Given problem:
Tally the lines that hold the string "completed", and reply with the count alone.

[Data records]
'''
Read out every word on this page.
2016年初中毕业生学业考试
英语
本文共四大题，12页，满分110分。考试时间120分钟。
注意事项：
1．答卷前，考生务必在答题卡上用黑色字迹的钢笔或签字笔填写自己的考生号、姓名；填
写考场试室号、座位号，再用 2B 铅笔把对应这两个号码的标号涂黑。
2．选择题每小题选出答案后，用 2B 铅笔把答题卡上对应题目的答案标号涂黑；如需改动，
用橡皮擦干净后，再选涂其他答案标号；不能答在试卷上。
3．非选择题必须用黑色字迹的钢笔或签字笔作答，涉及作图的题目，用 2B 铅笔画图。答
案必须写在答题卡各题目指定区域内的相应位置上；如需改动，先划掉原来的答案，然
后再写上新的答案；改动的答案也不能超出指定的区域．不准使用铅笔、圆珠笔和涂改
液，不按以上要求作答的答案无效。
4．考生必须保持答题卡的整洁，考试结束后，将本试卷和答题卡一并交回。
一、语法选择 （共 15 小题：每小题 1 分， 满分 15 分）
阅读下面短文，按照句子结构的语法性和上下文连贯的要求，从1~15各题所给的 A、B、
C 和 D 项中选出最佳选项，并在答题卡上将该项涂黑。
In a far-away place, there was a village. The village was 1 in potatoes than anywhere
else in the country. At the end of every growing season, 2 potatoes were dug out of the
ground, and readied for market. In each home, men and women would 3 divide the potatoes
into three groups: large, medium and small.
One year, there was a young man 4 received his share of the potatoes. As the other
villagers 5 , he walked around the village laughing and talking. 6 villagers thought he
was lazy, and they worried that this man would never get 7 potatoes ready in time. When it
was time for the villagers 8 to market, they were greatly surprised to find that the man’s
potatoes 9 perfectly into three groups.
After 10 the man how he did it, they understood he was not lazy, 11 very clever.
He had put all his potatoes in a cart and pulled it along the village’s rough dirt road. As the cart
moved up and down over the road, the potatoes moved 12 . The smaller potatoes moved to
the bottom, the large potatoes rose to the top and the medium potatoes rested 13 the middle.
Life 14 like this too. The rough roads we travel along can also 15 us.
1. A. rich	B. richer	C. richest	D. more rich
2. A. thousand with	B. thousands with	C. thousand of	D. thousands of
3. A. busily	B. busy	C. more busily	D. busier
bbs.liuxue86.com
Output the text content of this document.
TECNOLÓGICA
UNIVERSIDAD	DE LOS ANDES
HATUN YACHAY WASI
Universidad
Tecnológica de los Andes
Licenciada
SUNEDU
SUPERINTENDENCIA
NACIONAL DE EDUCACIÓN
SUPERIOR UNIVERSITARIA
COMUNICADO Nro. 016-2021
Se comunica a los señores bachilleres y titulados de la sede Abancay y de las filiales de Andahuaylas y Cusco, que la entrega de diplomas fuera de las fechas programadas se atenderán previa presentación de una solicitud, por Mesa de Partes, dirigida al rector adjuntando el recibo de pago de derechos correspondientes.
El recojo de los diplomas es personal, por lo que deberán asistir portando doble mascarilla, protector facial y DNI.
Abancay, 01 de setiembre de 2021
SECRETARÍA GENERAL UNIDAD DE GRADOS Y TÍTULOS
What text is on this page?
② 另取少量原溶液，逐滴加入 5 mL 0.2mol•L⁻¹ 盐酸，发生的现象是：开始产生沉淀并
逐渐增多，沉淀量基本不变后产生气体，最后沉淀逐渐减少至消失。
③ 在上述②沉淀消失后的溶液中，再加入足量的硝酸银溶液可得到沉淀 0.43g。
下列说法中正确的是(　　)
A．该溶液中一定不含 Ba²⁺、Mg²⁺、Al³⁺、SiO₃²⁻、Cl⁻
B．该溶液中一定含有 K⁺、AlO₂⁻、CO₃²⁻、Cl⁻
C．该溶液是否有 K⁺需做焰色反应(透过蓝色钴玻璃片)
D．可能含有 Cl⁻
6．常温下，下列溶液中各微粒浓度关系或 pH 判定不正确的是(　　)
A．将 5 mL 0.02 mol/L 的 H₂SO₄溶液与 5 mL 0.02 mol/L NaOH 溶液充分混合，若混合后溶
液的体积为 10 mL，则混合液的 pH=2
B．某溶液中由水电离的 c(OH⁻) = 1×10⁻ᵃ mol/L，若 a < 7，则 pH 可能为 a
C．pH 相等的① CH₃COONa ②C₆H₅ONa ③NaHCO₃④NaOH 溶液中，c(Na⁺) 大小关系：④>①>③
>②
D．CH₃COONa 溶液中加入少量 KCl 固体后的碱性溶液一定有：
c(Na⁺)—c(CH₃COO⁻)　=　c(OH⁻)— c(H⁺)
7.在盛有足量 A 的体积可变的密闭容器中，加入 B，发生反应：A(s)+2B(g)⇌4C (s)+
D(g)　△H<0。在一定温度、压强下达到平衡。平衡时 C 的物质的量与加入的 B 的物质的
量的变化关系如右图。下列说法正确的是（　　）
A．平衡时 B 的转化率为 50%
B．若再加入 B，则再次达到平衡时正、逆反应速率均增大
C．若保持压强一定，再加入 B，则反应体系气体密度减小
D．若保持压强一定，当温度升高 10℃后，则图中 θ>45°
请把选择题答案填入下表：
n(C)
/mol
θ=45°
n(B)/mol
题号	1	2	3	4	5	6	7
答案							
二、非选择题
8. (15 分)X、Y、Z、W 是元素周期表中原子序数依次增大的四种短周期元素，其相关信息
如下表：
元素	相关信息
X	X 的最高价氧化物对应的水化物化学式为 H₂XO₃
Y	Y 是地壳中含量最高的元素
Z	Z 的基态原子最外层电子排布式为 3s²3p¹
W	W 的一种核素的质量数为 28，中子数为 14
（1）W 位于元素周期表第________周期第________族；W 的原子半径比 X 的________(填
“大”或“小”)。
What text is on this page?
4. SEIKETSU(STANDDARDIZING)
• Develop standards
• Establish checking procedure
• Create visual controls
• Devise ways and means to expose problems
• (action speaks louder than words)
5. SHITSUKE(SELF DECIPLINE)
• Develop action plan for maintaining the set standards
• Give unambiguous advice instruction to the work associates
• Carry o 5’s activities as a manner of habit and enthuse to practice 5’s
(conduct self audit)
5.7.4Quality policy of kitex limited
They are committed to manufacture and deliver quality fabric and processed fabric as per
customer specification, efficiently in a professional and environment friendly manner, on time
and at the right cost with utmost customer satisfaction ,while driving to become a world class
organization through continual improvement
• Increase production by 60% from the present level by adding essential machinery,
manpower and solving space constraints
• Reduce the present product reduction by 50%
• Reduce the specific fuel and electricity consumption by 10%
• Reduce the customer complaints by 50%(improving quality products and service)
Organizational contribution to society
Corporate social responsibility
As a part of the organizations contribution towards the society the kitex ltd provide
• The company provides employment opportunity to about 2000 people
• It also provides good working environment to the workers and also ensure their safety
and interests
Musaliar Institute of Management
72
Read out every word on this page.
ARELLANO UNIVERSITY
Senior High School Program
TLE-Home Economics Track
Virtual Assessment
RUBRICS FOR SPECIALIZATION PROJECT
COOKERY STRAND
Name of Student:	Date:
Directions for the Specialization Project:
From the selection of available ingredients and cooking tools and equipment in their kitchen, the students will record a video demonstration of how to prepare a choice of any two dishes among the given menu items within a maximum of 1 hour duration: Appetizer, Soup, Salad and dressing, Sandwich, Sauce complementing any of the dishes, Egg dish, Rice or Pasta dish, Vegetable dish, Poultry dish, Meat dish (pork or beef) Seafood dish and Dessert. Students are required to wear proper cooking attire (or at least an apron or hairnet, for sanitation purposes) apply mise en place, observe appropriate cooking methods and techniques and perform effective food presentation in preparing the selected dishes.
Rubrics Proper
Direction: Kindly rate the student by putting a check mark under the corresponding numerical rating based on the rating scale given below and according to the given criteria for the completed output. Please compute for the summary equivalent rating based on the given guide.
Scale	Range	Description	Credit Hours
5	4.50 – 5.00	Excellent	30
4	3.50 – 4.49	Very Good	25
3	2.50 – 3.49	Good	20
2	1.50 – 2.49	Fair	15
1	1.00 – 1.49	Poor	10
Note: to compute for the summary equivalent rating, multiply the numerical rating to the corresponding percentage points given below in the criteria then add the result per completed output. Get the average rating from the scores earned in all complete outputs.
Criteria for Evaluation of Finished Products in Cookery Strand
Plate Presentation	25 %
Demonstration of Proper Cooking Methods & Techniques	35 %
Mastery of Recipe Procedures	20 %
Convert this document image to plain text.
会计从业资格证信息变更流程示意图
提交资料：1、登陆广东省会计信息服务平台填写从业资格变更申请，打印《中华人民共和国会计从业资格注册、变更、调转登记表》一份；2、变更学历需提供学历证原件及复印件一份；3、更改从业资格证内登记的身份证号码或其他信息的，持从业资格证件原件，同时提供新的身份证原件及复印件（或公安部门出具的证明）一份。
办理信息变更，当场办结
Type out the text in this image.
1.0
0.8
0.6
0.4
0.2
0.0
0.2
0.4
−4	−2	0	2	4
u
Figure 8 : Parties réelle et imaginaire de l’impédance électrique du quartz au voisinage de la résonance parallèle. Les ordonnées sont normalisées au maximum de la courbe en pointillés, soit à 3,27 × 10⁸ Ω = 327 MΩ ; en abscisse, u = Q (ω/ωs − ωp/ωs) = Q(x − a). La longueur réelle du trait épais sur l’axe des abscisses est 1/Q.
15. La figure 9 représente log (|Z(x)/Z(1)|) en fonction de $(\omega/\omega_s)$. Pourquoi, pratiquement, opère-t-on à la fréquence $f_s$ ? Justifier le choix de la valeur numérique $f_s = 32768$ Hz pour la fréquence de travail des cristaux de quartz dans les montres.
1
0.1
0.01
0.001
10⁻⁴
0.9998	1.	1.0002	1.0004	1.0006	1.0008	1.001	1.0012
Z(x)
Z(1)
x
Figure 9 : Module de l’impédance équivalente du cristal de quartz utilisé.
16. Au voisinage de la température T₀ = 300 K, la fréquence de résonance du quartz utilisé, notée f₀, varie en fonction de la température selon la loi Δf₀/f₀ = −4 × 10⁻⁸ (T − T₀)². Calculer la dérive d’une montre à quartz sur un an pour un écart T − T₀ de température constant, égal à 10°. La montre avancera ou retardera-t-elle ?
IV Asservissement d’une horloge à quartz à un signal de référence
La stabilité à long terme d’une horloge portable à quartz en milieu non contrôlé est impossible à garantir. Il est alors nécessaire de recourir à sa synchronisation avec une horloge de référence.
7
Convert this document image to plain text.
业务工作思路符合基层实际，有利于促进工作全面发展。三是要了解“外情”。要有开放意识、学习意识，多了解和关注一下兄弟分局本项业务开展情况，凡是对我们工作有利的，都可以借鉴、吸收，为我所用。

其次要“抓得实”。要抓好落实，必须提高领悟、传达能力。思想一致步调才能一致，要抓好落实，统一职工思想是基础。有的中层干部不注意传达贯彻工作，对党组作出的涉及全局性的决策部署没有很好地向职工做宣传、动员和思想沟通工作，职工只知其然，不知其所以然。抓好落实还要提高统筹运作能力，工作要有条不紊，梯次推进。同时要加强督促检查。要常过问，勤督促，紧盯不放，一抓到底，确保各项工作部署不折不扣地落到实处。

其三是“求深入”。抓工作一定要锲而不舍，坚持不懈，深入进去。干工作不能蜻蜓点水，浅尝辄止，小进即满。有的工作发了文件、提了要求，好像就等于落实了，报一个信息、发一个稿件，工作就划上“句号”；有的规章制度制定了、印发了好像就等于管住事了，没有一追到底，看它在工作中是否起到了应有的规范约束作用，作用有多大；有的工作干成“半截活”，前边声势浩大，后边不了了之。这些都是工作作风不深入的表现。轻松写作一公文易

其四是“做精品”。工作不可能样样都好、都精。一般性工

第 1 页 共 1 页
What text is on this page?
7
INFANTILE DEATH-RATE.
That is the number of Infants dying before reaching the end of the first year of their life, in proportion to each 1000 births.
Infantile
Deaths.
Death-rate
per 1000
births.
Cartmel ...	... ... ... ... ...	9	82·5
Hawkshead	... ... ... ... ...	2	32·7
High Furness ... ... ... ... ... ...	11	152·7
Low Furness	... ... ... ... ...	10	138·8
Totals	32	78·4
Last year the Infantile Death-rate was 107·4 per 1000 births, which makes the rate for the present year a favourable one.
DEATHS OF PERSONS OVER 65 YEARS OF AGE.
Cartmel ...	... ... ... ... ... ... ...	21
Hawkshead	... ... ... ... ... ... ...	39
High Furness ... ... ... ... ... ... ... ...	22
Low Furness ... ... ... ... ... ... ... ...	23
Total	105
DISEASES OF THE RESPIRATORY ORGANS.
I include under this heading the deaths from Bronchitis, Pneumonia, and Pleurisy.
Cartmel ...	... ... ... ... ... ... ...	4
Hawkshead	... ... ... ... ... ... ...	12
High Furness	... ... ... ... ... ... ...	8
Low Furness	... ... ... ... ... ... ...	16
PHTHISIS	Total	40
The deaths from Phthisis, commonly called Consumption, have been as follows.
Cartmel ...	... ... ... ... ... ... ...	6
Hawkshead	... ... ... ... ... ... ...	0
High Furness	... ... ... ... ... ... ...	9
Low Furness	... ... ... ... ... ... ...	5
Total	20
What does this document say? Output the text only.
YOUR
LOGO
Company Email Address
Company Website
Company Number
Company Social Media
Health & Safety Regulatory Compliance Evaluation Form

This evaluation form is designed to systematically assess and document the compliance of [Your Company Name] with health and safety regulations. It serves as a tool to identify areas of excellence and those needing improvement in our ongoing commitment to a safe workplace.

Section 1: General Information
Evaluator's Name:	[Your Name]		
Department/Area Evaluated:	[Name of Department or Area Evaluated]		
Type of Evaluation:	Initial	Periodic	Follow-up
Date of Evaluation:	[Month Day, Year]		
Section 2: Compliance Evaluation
'''
Complete response:
2